■ STATED PROBLEM
Reproduce everything from the start of the data down to and including the line containing "- particle: [237, 468, 238, 469]", replacing "particle" with "dot" and leaving the rest unchanged.

■ EXTRACTED MATERIAL
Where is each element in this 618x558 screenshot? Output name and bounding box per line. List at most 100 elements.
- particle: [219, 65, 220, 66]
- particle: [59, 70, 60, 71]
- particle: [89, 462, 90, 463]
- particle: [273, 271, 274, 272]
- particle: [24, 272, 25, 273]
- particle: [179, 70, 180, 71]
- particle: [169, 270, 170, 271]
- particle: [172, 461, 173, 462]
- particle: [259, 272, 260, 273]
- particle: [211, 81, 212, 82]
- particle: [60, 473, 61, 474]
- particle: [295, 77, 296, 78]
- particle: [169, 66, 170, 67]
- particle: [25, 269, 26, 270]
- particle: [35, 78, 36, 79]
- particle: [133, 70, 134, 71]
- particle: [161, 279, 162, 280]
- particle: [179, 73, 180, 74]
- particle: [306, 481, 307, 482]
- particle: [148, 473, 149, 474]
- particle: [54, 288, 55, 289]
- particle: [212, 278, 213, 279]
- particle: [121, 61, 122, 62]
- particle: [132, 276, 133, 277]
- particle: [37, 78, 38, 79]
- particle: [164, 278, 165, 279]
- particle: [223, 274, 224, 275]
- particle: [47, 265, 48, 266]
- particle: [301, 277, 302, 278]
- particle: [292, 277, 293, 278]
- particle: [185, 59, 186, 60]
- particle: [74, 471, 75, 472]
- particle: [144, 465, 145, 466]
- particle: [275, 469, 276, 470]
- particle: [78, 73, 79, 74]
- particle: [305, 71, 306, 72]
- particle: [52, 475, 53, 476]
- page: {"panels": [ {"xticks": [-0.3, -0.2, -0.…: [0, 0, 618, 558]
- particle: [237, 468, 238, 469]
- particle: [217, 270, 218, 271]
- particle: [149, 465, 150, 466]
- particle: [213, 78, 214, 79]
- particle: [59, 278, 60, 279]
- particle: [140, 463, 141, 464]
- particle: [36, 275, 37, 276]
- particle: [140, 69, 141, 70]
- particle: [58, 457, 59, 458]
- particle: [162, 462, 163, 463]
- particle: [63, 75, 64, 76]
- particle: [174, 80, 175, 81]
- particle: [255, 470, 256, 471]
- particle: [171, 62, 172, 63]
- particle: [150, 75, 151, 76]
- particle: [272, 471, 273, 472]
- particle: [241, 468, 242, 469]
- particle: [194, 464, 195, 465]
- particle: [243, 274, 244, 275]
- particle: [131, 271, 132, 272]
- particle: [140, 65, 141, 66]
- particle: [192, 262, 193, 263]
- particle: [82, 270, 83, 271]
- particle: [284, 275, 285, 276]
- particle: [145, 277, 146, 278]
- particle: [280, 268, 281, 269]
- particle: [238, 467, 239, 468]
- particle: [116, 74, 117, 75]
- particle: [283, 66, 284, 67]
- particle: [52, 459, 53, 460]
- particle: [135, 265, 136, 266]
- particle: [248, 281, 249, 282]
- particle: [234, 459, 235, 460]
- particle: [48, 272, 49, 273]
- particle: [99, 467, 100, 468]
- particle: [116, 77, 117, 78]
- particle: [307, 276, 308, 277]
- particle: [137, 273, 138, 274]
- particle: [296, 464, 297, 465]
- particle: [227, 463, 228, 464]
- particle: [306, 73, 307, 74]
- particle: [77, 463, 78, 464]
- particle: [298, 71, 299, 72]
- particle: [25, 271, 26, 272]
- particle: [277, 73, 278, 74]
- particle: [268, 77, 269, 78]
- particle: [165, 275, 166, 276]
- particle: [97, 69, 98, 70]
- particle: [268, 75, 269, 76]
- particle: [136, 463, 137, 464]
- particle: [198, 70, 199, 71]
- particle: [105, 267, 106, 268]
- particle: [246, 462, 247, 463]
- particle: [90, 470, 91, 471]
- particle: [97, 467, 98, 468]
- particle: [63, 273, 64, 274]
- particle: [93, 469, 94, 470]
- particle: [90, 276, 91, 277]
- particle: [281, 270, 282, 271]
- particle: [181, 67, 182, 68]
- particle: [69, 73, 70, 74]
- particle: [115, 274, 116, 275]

■ REPLY TO THE EXERCISE
Where is each element in this 618x558 screenshot? Output name and bounding box per line. List at most 100 elements.
- dot: [219, 65, 220, 66]
- dot: [59, 70, 60, 71]
- dot: [89, 462, 90, 463]
- dot: [273, 271, 274, 272]
- dot: [24, 272, 25, 273]
- dot: [179, 70, 180, 71]
- dot: [169, 270, 170, 271]
- dot: [172, 461, 173, 462]
- dot: [259, 272, 260, 273]
- dot: [211, 81, 212, 82]
- dot: [60, 473, 61, 474]
- dot: [295, 77, 296, 78]
- dot: [169, 66, 170, 67]
- dot: [25, 269, 26, 270]
- dot: [35, 78, 36, 79]
- dot: [133, 70, 134, 71]
- dot: [161, 279, 162, 280]
- dot: [179, 73, 180, 74]
- dot: [306, 481, 307, 482]
- dot: [148, 473, 149, 474]
- dot: [54, 288, 55, 289]
- dot: [212, 278, 213, 279]
- dot: [121, 61, 122, 62]
- dot: [132, 276, 133, 277]
- dot: [37, 78, 38, 79]
- dot: [164, 278, 165, 279]
- dot: [223, 274, 224, 275]
- dot: [47, 265, 48, 266]
- dot: [301, 277, 302, 278]
- dot: [292, 277, 293, 278]
- dot: [185, 59, 186, 60]
- dot: [74, 471, 75, 472]
- dot: [144, 465, 145, 466]
- dot: [275, 469, 276, 470]
- dot: [78, 73, 79, 74]
- dot: [305, 71, 306, 72]
- dot: [52, 475, 53, 476]
- page: {"panels": [ {"xticks": [-0.3, -0.2, -0.…: [0, 0, 618, 558]
- dot: [237, 468, 238, 469]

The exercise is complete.